◆ Your instructions ◆
Retype each of the rows below word for word, keeping every character and line unchanged.

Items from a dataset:

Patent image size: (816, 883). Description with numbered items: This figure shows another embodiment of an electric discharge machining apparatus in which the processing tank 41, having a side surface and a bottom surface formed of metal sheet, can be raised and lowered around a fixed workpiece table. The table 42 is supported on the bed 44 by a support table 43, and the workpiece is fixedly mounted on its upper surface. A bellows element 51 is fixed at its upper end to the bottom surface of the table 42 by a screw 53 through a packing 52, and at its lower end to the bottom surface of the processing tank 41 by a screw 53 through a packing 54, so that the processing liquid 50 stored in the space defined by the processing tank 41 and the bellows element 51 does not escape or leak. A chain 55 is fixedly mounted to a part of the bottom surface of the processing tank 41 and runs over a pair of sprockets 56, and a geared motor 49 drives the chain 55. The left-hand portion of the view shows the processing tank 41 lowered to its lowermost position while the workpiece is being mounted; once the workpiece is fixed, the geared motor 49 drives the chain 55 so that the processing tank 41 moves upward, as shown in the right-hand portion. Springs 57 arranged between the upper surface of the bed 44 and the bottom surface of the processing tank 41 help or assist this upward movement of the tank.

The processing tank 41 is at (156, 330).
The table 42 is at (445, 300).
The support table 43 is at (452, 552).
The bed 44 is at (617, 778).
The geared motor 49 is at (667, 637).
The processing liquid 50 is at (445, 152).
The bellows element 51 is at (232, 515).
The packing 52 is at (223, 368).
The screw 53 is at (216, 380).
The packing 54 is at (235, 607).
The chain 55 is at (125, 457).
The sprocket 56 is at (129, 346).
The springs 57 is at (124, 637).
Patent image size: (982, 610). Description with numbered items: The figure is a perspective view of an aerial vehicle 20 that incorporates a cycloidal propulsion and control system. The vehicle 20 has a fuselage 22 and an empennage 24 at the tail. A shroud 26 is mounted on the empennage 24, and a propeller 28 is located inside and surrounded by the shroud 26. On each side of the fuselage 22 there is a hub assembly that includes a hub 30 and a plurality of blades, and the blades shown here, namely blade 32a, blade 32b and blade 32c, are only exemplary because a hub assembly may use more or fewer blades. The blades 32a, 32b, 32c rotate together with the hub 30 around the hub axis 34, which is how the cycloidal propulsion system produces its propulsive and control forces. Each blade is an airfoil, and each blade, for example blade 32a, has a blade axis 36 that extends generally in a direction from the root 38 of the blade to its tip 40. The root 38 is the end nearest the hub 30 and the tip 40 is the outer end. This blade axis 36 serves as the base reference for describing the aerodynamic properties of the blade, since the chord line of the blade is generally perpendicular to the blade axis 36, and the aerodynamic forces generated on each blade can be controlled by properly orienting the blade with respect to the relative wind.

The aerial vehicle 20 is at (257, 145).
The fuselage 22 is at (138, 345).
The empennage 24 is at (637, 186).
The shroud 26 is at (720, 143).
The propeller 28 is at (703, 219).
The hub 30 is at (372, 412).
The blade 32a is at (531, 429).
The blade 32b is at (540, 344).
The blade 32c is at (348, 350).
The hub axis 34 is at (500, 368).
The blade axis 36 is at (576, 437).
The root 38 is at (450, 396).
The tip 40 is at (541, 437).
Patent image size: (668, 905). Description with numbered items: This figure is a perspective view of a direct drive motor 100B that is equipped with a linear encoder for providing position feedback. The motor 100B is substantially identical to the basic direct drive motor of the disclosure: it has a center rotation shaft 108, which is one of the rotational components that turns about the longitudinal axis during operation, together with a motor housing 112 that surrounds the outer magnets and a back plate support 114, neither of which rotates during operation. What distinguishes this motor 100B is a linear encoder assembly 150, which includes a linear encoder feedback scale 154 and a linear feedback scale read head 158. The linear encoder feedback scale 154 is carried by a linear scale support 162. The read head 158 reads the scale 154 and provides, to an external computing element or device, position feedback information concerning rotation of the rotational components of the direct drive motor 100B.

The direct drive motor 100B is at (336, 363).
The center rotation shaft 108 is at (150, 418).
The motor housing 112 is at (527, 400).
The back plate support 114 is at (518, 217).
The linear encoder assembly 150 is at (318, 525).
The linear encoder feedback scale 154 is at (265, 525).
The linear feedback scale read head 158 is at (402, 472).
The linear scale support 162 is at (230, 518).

◆ Solution to this exercise ◆
Patent image size: (816, 883). Description with numbered items: This figure shows another embodiment of an electric discharge machining apparatus in which the processing tank 41, having a side surface and a bottom surface formed of metal sheet, can be raised and lowered around a fixed workpiece table. The table 42 is supported on the bed 44 by a support table 43, and the workpiece is fixedly mounted on its upper surface. A bellows element 51 is fixed at its upper end to the bottom surface of the table 42 by a screw 53 through a packing 52, and at its lower end to the bottom surface of the processing tank 41 by a screw 53 through a packing 54, so that the processing liquid 50 stored in the space defined by the processing tank 41 and the bellows element 51 does not escape or leak. A chain 55 is fixedly mounted to a part of the bottom surface of the processing tank 41 and runs over a pair of sprockets 56, and a geared motor 49 drives the chain 55. The left-hand portion of the view shows the processing tank 41 lowered to its lowermost position while the workpiece is being mounted; once the workpiece is fixed, the geared motor 49 drives the chain 55 so that the processing tank 41 moves upward, as shown in the right-hand portion. Springs 57 arranged between the upper surface of the bed 44 and the bottom surface of the processing tank 41 help or assist this upward movement of the tank.

The processing tank 41 is at (156, 330).
The table 42 is at (445, 300).
The support table 43 is at (452, 552).
The bed 44 is at (617, 778).
The geared motor 49 is at (667, 637).
The processing liquid 50 is at (445, 152).
The bellows element 51 is at (232, 515).
The packing 52 is at (223, 368).
The screw 53 is at (216, 380).
The packing 54 is at (235, 607).
The chain 55 is at (125, 457).
The sprocket 56 is at (129, 346).
The springs 57 is at (124, 637).
Patent image size: (982, 610). Description with numbered items: The figure is a perspective view of an aerial vehicle 20 that incorporates a cycloidal propulsion and control system. The vehicle 20 has a fuselage 22 and an empennage 24 at the tail. A shroud 26 is mounted on the empennage 24, and a propeller 28 is located inside and surrounded by the shroud 26. On each side of the fuselage 22 there is a hub assembly that includes a hub 30 and a plurality of blades, and the blades shown here, namely blade 32a, blade 32b and blade 32c, are only exemplary because a hub assembly may use more or fewer blades. The blades 32a, 32b, 32c rotate together with the hub 30 around the hub axis 34, which is how the cycloidal propulsion system produces its propulsive and control forces. Each blade is an airfoil, and each blade, for example blade 32a, has a blade axis 36 that extends generally in a direction from the root 38 of the blade to its tip 40. The root 38 is the end nearest the hub 30 and the tip 40 is the outer end. This blade axis 36 serves as the base reference for describing the aerodynamic properties of the blade, since the chord line of the blade is generally perpendicular to the blade axis 36, and the aerodynamic forces generated on each blade can be controlled by properly orienting the blade with respect to the relative wind.

The aerial vehicle 20 is at (257, 145).
The fuselage 22 is at (138, 345).
The empennage 24 is at (637, 186).
The shroud 26 is at (720, 143).
The propeller 28 is at (703, 219).
The hub 30 is at (372, 412).
The blade 32a is at (531, 429).
The blade 32b is at (540, 344).
The blade 32c is at (348, 350).
The hub axis 34 is at (500, 368).
The blade axis 36 is at (576, 437).
The root 38 is at (450, 396).
The tip 40 is at (541, 437).
Patent image size: (668, 905). Description with numbered items: This figure is a perspective view of a direct drive motor 100B that is equipped with a linear encoder for providing position feedback. The motor 100B is substantially identical to the basic direct drive motor of the disclosure: it has a center rotation shaft 108, which is one of the rotational components that turns about the longitudinal axis during operation, together with a motor housing 112 that surrounds the outer magnets and a back plate support 114, neither of which rotates during operation. What distinguishes this motor 100B is a linear encoder assembly 150, which includes a linear encoder feedback scale 154 and a linear feedback scale read head 158. The linear encoder feedback scale 154 is carried by a linear scale support 162. The read head 158 reads the scale 154 and provides, to an external computing element or device, position feedback information concerning rotation of the rotational components of the direct drive motor 100B.

The direct drive motor 100B is at (336, 363).
The center rotation shaft 108 is at (150, 418).
The motor housing 112 is at (527, 400).
The back plate support 114 is at (518, 217).
The linear encoder assembly 150 is at (318, 525).
The linear encoder feedback scale 154 is at (265, 525).
The linear feedback scale read head 158 is at (402, 472).
The linear scale support 162 is at (230, 518).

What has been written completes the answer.